#### TASK REQUIREMENTS
Transcribe the records that follow exactly. Skip the pictures.

#### MATERIAL TO PROCESS
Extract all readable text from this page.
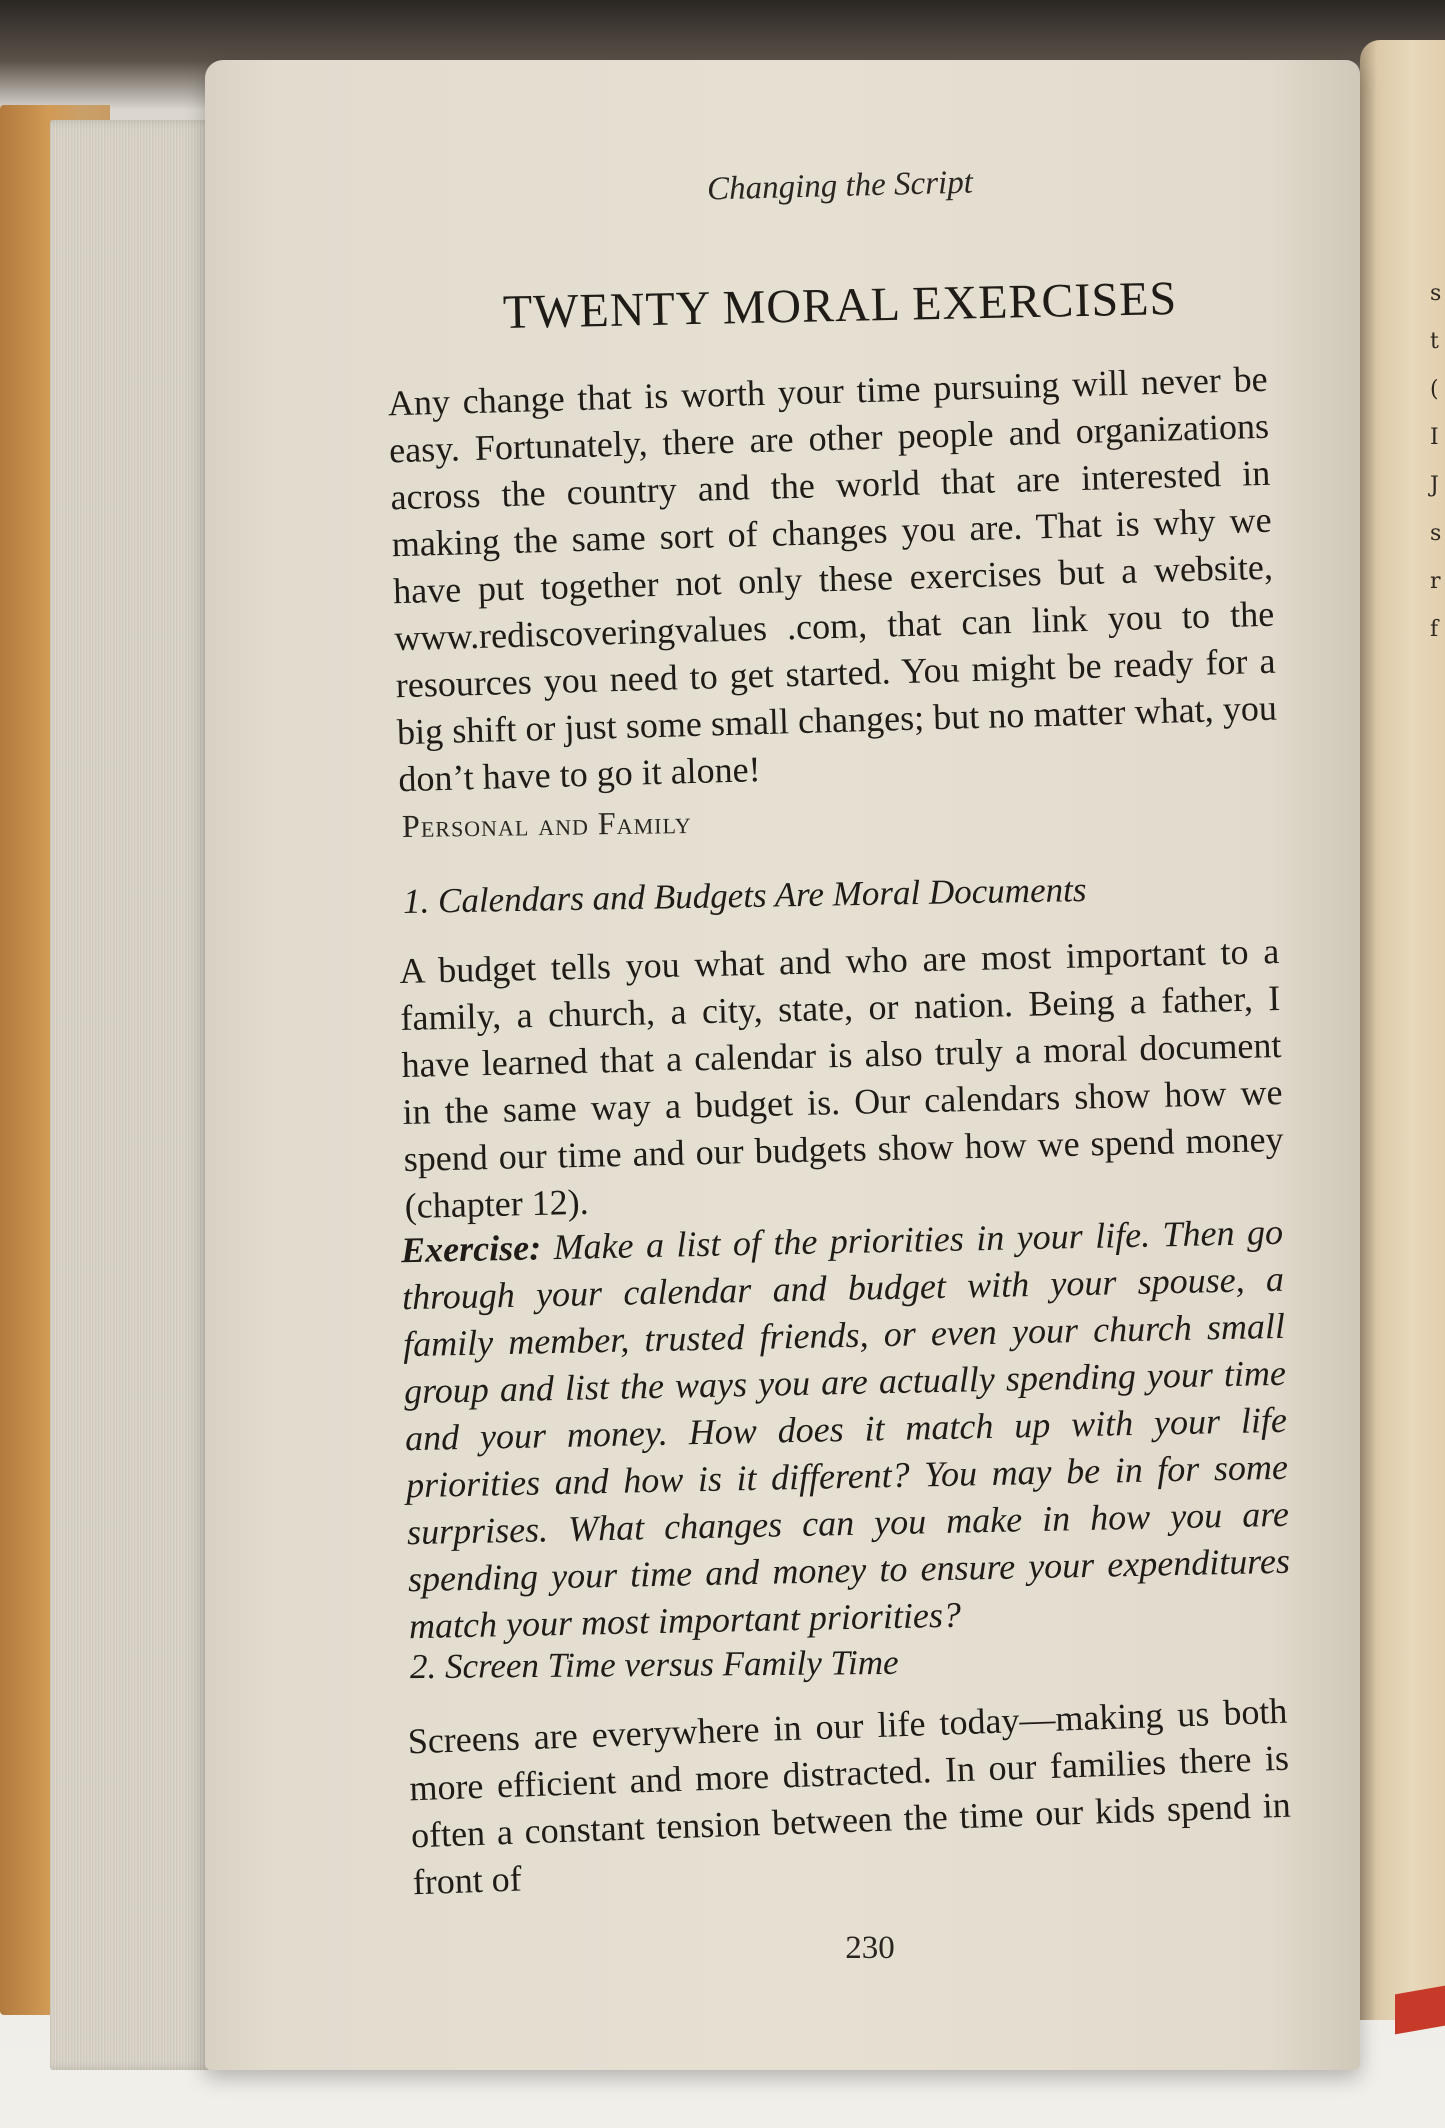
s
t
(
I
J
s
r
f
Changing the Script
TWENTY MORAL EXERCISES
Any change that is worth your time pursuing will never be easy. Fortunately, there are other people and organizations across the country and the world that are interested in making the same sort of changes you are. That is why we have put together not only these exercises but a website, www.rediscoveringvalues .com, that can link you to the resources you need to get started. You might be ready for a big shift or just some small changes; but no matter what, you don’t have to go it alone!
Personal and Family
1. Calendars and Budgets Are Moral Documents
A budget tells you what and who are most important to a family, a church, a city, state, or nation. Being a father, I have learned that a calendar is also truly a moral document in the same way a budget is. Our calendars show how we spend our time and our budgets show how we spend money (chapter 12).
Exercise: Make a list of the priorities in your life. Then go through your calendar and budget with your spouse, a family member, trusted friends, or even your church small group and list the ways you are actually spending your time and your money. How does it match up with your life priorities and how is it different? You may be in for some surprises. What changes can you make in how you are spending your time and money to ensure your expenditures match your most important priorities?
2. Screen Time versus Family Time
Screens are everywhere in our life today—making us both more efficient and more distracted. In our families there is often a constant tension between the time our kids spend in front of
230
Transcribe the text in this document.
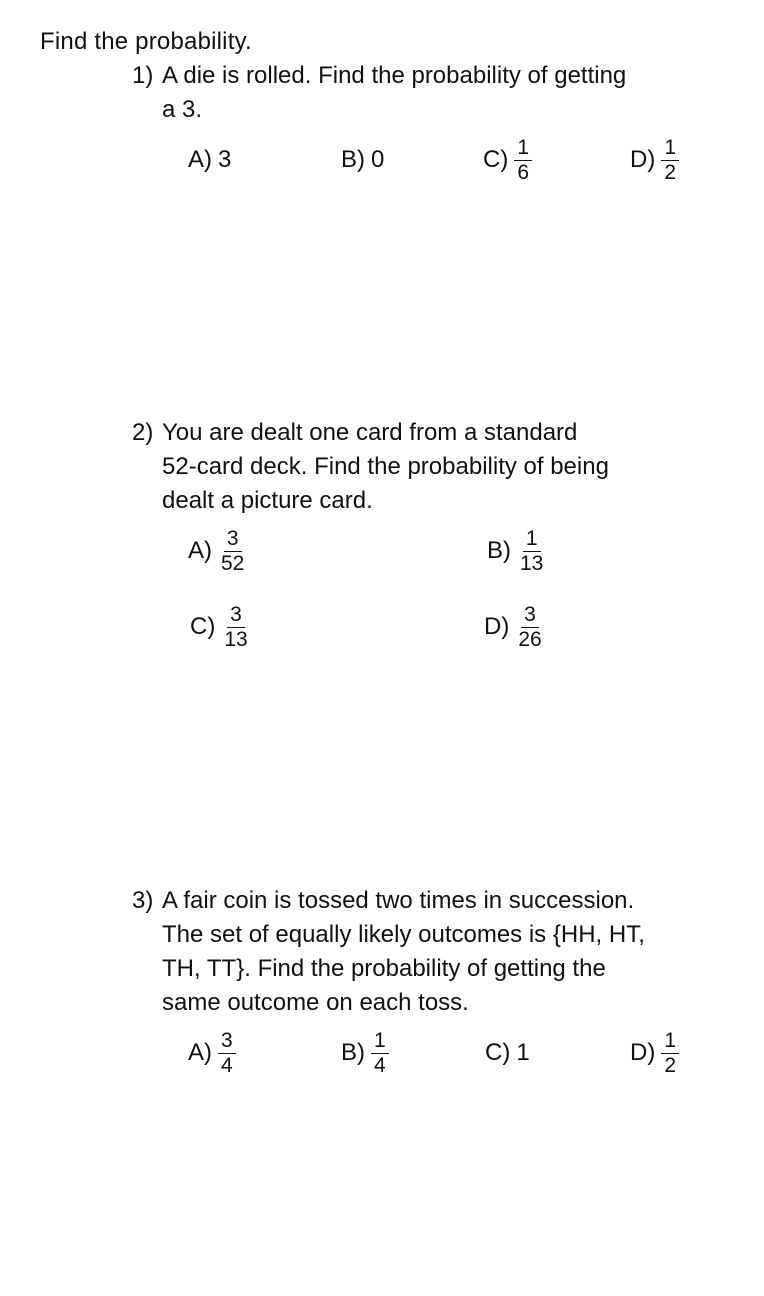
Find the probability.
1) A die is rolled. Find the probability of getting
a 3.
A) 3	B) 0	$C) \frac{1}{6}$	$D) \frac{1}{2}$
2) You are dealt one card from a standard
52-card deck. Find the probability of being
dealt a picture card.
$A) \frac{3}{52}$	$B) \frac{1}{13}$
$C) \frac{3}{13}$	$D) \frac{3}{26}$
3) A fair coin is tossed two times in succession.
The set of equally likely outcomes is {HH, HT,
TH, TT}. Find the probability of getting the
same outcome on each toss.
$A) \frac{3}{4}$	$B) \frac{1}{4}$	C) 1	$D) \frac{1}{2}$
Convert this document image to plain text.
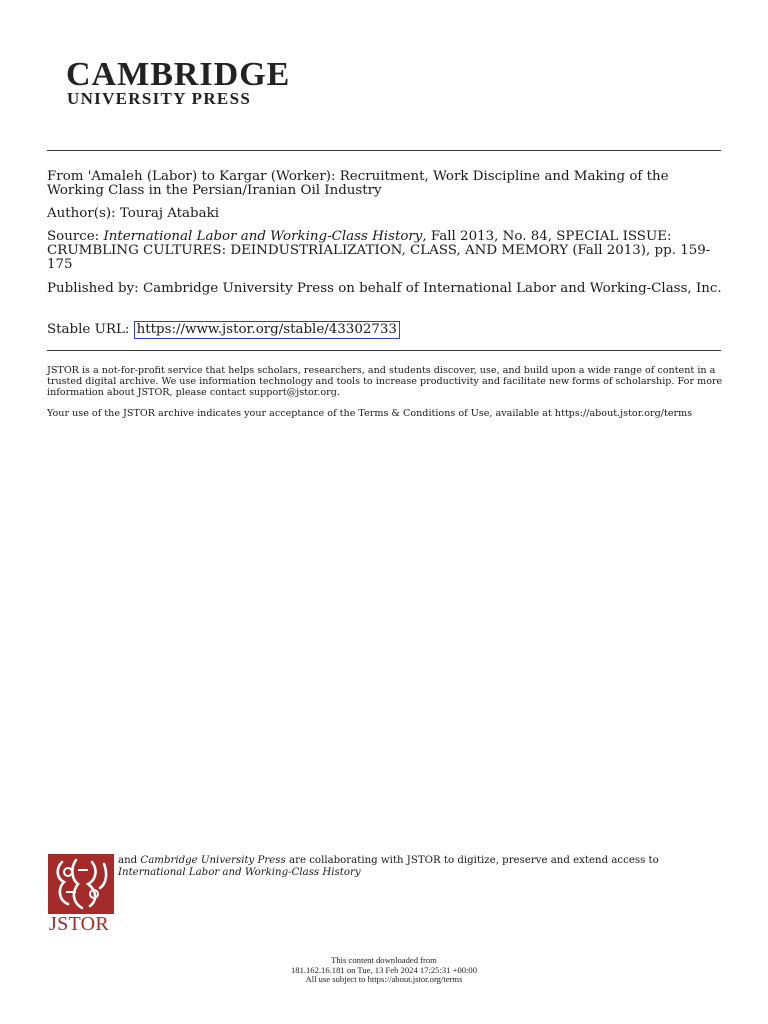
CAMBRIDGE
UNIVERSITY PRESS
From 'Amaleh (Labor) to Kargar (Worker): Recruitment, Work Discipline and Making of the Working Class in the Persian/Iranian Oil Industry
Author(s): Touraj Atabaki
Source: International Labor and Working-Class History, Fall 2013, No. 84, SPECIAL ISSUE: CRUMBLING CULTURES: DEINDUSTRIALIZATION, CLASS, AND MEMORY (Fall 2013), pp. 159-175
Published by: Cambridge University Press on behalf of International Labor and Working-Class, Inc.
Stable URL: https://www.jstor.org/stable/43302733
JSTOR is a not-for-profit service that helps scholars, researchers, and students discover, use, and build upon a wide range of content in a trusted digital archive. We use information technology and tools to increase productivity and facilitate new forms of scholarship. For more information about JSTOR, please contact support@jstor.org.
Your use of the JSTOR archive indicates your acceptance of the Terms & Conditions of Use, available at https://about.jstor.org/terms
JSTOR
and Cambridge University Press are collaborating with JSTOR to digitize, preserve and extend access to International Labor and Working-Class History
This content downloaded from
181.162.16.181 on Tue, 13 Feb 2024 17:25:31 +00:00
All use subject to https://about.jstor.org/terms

#### PROBLEM SOLUTION
Extract all readable text from this page.
s
t
(
I
J
s
r
f
Changing the Script
TWENTY MORAL EXERCISES
Any change that is worth your time pursuing will never be easy. Fortunately, there are other people and organizations across the country and the world that are interested in making the same sort of changes you are. That is why we have put together not only these exercises but a website, www.rediscoveringvalues .com, that can link you to the resources you need to get started. You might be ready for a big shift or just some small changes; but no matter what, you don’t have to go it alone!
Personal and Family
1. Calendars and Budgets Are Moral Documents
A budget tells you what and who are most important to a family, a church, a city, state, or nation. Being a father, I have learned that a calendar is also truly a moral document in the same way a budget is. Our calendars show how we spend our time and our budgets show how we spend money (chapter 12).
Exercise: Make a list of the priorities in your life. Then go through your calendar and budget with your spouse, a family member, trusted friends, or even your church small group and list the ways you are actually spending your time and your money. How does it match up with your life priorities and how is it different? You may be in for some surprises. What changes can you make in how you are spending your time and money to ensure your expenditures match your most important priorities?
2. Screen Time versus Family Time
Screens are everywhere in our life today—making us both more efficient and more distracted. In our families there is often a constant tension between the time our kids spend in front of
230
Transcribe the text in this document.
Find the probability.
1) A die is rolled. Find the probability of getting
a 3.
A) 3	B) 0	$C) \frac{1}{6}$	$D) \frac{1}{2}$
2) You are dealt one card from a standard
52-card deck. Find the probability of being
dealt a picture card.
$A) \frac{3}{52}$	$B) \frac{1}{13}$
$C) \frac{3}{13}$	$D) \frac{3}{26}$
3) A fair coin is tossed two times in succession.
The set of equally likely outcomes is {HH, HT,
TH, TT}. Find the probability of getting the
same outcome on each toss.
$A) \frac{3}{4}$	$B) \frac{1}{4}$	C) 1	$D) \frac{1}{2}$
Convert this document image to plain text.
CAMBRIDGE
UNIVERSITY PRESS
From 'Amaleh (Labor) to Kargar (Worker): Recruitment, Work Discipline and Making of the Working Class in the Persian/Iranian Oil Industry
Author(s): Touraj Atabaki
Source: International Labor and Working-Class History, Fall 2013, No. 84, SPECIAL ISSUE: CRUMBLING CULTURES: DEINDUSTRIALIZATION, CLASS, AND MEMORY (Fall 2013), pp. 159-175
Published by: Cambridge University Press on behalf of International Labor and Working-Class, Inc.
Stable URL: https://www.jstor.org/stable/43302733
JSTOR is a not-for-profit service that helps scholars, researchers, and students discover, use, and build upon a wide range of content in a trusted digital archive. We use information technology and tools to increase productivity and facilitate new forms of scholarship. For more information about JSTOR, please contact support@jstor.org.
Your use of the JSTOR archive indicates your acceptance of the Terms & Conditions of Use, available at https://about.jstor.org/terms
JSTOR
and Cambridge University Press are collaborating with JSTOR to digitize, preserve and extend access to International Labor and Working-Class History
This content downloaded from
181.162.16.181 on Tue, 13 Feb 2024 17:25:31 +00:00
All use subject to https://about.jstor.org/terms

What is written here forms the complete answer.